EXERCISE:
Retype each entry below, keeping every character the same.

AVAILABLE DATA:
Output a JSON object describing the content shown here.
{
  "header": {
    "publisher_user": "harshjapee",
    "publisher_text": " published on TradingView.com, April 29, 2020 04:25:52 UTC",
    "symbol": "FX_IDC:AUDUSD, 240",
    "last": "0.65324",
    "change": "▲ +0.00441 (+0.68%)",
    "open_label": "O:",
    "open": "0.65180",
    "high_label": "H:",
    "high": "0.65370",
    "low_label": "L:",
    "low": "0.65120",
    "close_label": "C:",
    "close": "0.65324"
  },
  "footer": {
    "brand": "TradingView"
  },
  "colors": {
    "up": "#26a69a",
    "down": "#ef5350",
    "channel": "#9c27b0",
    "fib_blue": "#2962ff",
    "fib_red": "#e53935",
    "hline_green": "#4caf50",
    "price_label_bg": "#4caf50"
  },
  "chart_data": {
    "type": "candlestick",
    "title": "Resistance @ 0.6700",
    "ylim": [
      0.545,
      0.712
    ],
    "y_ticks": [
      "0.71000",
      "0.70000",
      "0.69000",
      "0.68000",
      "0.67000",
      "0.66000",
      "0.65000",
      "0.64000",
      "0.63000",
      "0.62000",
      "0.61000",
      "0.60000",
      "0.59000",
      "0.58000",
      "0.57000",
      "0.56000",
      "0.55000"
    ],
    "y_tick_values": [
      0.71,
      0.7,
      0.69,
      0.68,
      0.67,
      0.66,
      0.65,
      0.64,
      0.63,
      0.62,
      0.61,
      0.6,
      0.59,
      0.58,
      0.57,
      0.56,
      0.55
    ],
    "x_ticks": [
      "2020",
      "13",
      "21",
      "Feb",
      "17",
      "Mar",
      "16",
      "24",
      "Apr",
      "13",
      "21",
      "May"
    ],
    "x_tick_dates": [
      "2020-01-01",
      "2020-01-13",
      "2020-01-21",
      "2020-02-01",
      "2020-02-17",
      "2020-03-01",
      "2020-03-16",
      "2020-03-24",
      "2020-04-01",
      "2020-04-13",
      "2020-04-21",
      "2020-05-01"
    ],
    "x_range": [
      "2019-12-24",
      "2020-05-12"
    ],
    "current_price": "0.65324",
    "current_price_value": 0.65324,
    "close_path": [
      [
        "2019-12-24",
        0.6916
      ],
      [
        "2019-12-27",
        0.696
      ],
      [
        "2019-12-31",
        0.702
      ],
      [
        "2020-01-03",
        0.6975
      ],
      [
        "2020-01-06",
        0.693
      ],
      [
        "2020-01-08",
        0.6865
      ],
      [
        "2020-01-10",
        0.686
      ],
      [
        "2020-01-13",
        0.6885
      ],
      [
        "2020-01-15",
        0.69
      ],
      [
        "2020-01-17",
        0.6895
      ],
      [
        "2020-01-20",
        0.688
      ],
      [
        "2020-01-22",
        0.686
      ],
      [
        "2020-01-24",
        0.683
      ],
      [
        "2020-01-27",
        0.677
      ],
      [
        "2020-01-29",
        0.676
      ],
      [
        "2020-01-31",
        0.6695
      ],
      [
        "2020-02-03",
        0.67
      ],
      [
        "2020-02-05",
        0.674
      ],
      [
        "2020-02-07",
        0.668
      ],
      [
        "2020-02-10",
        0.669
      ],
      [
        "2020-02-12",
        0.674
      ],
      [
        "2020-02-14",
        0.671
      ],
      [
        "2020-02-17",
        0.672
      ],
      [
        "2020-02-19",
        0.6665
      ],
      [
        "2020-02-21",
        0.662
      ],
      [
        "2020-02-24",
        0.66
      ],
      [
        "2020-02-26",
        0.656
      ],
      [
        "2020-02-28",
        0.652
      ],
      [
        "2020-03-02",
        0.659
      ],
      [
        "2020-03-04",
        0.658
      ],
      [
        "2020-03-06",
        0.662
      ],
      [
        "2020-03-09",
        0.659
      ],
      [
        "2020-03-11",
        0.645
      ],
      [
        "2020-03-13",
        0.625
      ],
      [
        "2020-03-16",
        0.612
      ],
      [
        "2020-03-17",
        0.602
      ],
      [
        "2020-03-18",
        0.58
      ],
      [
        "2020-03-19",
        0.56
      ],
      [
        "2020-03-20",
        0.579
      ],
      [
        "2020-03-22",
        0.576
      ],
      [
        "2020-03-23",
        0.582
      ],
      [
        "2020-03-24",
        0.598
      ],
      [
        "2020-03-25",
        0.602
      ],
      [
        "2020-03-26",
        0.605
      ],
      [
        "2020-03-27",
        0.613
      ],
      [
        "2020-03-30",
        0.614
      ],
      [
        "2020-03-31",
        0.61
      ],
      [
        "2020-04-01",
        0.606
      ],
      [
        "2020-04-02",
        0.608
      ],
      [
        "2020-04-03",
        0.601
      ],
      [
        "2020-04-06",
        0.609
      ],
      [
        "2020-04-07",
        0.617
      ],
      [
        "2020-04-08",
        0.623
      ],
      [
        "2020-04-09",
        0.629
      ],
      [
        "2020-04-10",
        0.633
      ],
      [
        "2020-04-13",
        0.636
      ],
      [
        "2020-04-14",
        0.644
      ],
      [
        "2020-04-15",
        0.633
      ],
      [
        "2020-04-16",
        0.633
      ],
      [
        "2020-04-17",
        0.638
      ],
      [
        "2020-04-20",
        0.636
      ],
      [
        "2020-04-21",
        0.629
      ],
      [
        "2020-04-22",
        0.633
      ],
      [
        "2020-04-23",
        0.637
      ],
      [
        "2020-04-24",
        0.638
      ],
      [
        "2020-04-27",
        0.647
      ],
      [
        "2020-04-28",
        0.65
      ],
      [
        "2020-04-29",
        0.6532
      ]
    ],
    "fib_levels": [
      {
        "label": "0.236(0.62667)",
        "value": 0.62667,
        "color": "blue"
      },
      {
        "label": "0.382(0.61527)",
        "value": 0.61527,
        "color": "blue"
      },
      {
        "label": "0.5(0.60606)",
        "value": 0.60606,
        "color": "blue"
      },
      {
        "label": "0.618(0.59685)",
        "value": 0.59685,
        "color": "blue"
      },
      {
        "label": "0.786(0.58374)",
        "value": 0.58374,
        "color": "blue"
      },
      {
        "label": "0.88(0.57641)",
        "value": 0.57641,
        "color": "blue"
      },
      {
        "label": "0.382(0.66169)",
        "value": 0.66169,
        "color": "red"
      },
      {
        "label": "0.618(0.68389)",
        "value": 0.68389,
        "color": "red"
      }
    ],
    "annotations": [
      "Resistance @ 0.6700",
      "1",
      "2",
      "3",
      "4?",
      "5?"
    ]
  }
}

IN RESPONSE:
Output a JSON object describing the content shown here.
{
  "header": {
    "publisher_user": "harshjapee",
    "publisher_text": " published on TradingView.com, April 29, 2020 04:25:52 UTC",
    "symbol": "FX_IDC:AUDUSD, 240",
    "last": "0.65324",
    "change": "▲ +0.00441 (+0.68%)",
    "open_label": "O:",
    "open": "0.65180",
    "high_label": "H:",
    "high": "0.65370",
    "low_label": "L:",
    "low": "0.65120",
    "close_label": "C:",
    "close": "0.65324"
  },
  "footer": {
    "brand": "TradingView"
  },
  "colors": {
    "up": "#26a69a",
    "down": "#ef5350",
    "channel": "#9c27b0",
    "fib_blue": "#2962ff",
    "fib_red": "#e53935",
    "hline_green": "#4caf50",
    "price_label_bg": "#4caf50"
  },
  "chart_data": {
    "type": "candlestick",
    "title": "Resistance @ 0.6700",
    "ylim": [
      0.545,
      0.712
    ],
    "y_ticks": [
      "0.71000",
      "0.70000",
      "0.69000",
      "0.68000",
      "0.67000",
      "0.66000",
      "0.65000",
      "0.64000",
      "0.63000",
      "0.62000",
      "0.61000",
      "0.60000",
      "0.59000",
      "0.58000",
      "0.57000",
      "0.56000",
      "0.55000"
    ],
    "y_tick_values": [
      0.71,
      0.7,
      0.69,
      0.68,
      0.67,
      0.66,
      0.65,
      0.64,
      0.63,
      0.62,
      0.61,
      0.6,
      0.59,
      0.58,
      0.57,
      0.56,
      0.55
    ],
    "x_ticks": [
      "2020",
      "13",
      "21",
      "Feb",
      "17",
      "Mar",
      "16",
      "24",
      "Apr",
      "13",
      "21",
      "May"
    ],
    "x_tick_dates": [
      "2020-01-01",
      "2020-01-13",
      "2020-01-21",
      "2020-02-01",
      "2020-02-17",
      "2020-03-01",
      "2020-03-16",
      "2020-03-24",
      "2020-04-01",
      "2020-04-13",
      "2020-04-21",
      "2020-05-01"
    ],
    "x_range": [
      "2019-12-24",
      "2020-05-12"
    ],
    "current_price": "0.65324",
    "current_price_value": 0.65324,
    "close_path": [
      [
        "2019-12-24",
        0.6916
      ],
      [
        "2019-12-27",
        0.696
      ],
      [
        "2019-12-31",
        0.702
      ],
      [
        "2020-01-03",
        0.6975
      ],
      [
        "2020-01-06",
        0.693
      ],
      [
        "2020-01-08",
        0.6865
      ],
      [
        "2020-01-10",
        0.686
      ],
      [
        "2020-01-13",
        0.6885
      ],
      [
        "2020-01-15",
        0.69
      ],
      [
        "2020-01-17",
        0.6895
      ],
      [
        "2020-01-20",
        0.688
      ],
      [
        "2020-01-22",
        0.686
      ],
      [
        "2020-01-24",
        0.683
      ],
      [
        "2020-01-27",
        0.677
      ],
      [
        "2020-01-29",
        0.676
      ],
      [
        "2020-01-31",
        0.6695
      ],
      [
        "2020-02-03",
        0.67
      ],
      [
        "2020-02-05",
        0.674
      ],
      [
        "2020-02-07",
        0.668
      ],
      [
        "2020-02-10",
        0.669
      ],
      [
        "2020-02-12",
        0.674
      ],
      [
        "2020-02-14",
        0.671
      ],
      [
        "2020-02-17",
        0.672
      ],
      [
        "2020-02-19",
        0.6665
      ],
      [
        "2020-02-21",
        0.662
      ],
      [
        "2020-02-24",
        0.66
      ],
      [
        "2020-02-26",
        0.656
      ],
      [
        "2020-02-28",
        0.652
      ],
      [
        "2020-03-02",
        0.659
      ],
      [
        "2020-03-04",
        0.658
      ],
      [
        "2020-03-06",
        0.662
      ],
      [
        "2020-03-09",
        0.659
      ],
      [
        "2020-03-11",
        0.645
      ],
      [
        "2020-03-13",
        0.625
      ],
      [
        "2020-03-16",
        0.612
      ],
      [
        "2020-03-17",
        0.602
      ],
      [
        "2020-03-18",
        0.58
      ],
      [
        "2020-03-19",
        0.56
      ],
      [
        "2020-03-20",
        0.579
      ],
      [
        "2020-03-22",
        0.576
      ],
      [
        "2020-03-23",
        0.582
      ],
      [
        "2020-03-24",
        0.598
      ],
      [
        "2020-03-25",
        0.602
      ],
      [
        "2020-03-26",
        0.605
      ],
      [
        "2020-03-27",
        0.613
      ],
      [
        "2020-03-30",
        0.614
      ],
      [
        "2020-03-31",
        0.61
      ],
      [
        "2020-04-01",
        0.606
      ],
      [
        "2020-04-02",
        0.608
      ],
      [
        "2020-04-03",
        0.601
      ],
      [
        "2020-04-06",
        0.609
      ],
      [
        "2020-04-07",
        0.617
      ],
      [
        "2020-04-08",
        0.623
      ],
      [
        "2020-04-09",
        0.629
      ],
      [
        "2020-04-10",
        0.633
      ],
      [
        "2020-04-13",
        0.636
      ],
      [
        "2020-04-14",
        0.644
      ],
      [
        "2020-04-15",
        0.633
      ],
      [
        "2020-04-16",
        0.633
      ],
      [
        "2020-04-17",
        0.638
      ],
      [
        "2020-04-20",
        0.636
      ],
      [
        "2020-04-21",
        0.629
      ],
      [
        "2020-04-22",
        0.633
      ],
      [
        "2020-04-23",
        0.637
      ],
      [
        "2020-04-24",
        0.638
      ],
      [
        "2020-04-27",
        0.647
      ],
      [
        "2020-04-28",
        0.65
      ],
      [
        "2020-04-29",
        0.6532
      ]
    ],
    "fib_levels": [
      {
        "label": "0.236(0.62667)",
        "value": 0.62667,
        "color": "blue"
      },
      {
        "label": "0.382(0.61527)",
        "value": 0.61527,
        "color": "blue"
      },
      {
        "label": "0.5(0.60606)",
        "value": 0.60606,
        "color": "blue"
      },
      {
        "label": "0.618(0.59685)",
        "value": 0.59685,
        "color": "blue"
      },
      {
        "label": "0.786(0.58374)",
        "value": 0.58374,
        "color": "blue"
      },
      {
        "label": "0.88(0.57641)",
        "value": 0.57641,
        "color": "blue"
      },
      {
        "label": "0.382(0.66169)",
        "value": 0.66169,
        "color": "red"
      },
      {
        "label": "0.618(0.68389)",
        "value": 0.68389,
        "color": "red"
      }
    ],
    "annotations": [
      "Resistance @ 0.6700",
      "1",
      "2",
      "3",
      "4?",
      "5?"
    ]
  }
}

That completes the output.